> **PROBLEM**
In the entries below, identify every line with the string "Заутп" and copy it.

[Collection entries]
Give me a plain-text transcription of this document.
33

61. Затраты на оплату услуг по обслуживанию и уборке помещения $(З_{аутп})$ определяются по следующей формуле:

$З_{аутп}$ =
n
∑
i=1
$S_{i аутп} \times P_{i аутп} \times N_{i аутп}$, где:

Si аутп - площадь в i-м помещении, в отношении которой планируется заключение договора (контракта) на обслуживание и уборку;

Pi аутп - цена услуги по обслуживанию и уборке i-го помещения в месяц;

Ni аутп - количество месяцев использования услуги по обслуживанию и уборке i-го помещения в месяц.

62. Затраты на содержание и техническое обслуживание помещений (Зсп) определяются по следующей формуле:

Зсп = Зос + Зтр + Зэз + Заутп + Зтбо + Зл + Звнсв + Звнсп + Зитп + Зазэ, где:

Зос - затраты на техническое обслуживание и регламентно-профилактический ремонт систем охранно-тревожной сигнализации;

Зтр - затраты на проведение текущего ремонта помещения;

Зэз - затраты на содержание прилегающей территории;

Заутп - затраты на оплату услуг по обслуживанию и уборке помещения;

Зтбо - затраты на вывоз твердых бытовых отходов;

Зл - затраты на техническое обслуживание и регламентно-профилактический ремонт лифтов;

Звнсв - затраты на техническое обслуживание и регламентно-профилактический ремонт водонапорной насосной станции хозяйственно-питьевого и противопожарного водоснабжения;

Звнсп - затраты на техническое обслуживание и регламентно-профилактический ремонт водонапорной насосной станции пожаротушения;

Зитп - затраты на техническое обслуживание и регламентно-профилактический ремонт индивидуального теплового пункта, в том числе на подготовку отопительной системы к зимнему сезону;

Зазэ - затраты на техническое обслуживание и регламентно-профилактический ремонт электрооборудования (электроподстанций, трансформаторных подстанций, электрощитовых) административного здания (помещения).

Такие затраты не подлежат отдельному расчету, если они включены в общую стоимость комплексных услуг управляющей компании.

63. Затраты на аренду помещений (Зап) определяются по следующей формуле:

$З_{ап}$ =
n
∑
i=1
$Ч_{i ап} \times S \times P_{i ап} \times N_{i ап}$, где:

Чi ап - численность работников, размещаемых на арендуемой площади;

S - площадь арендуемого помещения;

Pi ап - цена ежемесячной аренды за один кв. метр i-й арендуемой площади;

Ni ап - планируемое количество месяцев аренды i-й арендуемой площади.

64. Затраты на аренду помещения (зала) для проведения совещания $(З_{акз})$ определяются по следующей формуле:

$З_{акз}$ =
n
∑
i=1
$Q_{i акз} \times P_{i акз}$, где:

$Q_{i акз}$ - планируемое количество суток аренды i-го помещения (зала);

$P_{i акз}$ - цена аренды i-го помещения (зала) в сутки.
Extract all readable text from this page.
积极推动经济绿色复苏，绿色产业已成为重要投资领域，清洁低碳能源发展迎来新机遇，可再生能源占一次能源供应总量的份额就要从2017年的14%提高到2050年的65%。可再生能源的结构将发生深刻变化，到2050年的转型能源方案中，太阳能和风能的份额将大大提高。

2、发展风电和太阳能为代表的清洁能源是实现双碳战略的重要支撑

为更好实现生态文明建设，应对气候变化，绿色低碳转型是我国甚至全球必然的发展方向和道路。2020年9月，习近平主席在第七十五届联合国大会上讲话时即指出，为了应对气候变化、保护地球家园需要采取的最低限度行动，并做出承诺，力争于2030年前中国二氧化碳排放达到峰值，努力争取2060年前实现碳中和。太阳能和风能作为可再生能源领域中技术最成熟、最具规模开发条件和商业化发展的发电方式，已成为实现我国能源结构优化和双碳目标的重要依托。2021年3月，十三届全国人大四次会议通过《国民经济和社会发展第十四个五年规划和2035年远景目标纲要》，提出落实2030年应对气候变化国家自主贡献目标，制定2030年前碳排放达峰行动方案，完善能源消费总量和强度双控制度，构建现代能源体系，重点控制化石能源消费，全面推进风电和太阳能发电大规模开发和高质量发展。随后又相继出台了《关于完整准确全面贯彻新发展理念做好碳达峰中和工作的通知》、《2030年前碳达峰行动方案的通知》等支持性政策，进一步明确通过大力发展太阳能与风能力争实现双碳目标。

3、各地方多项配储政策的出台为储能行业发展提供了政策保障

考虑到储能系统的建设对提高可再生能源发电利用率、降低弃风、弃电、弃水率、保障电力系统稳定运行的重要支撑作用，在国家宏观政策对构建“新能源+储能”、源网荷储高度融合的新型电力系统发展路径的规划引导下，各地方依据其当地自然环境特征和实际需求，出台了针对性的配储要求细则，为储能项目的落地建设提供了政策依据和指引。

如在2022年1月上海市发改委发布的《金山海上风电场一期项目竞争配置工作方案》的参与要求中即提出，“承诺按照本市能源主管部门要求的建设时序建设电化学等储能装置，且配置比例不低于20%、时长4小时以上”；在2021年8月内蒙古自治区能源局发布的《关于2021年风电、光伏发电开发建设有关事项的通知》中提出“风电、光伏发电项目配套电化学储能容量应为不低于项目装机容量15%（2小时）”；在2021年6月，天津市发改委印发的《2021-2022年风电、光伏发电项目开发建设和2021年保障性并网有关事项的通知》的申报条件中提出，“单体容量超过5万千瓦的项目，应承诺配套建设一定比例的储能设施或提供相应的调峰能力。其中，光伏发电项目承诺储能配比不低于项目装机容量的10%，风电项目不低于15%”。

> **THE RESPONSE**
Зсп = Зос + Зтр + Зэз + Заутп + Зтбо + Зл + Звнсв + Звнсп + Зитп + Зазэ, где:
Заутп - затраты на оплату услуг по обслуживанию и уборке помещения;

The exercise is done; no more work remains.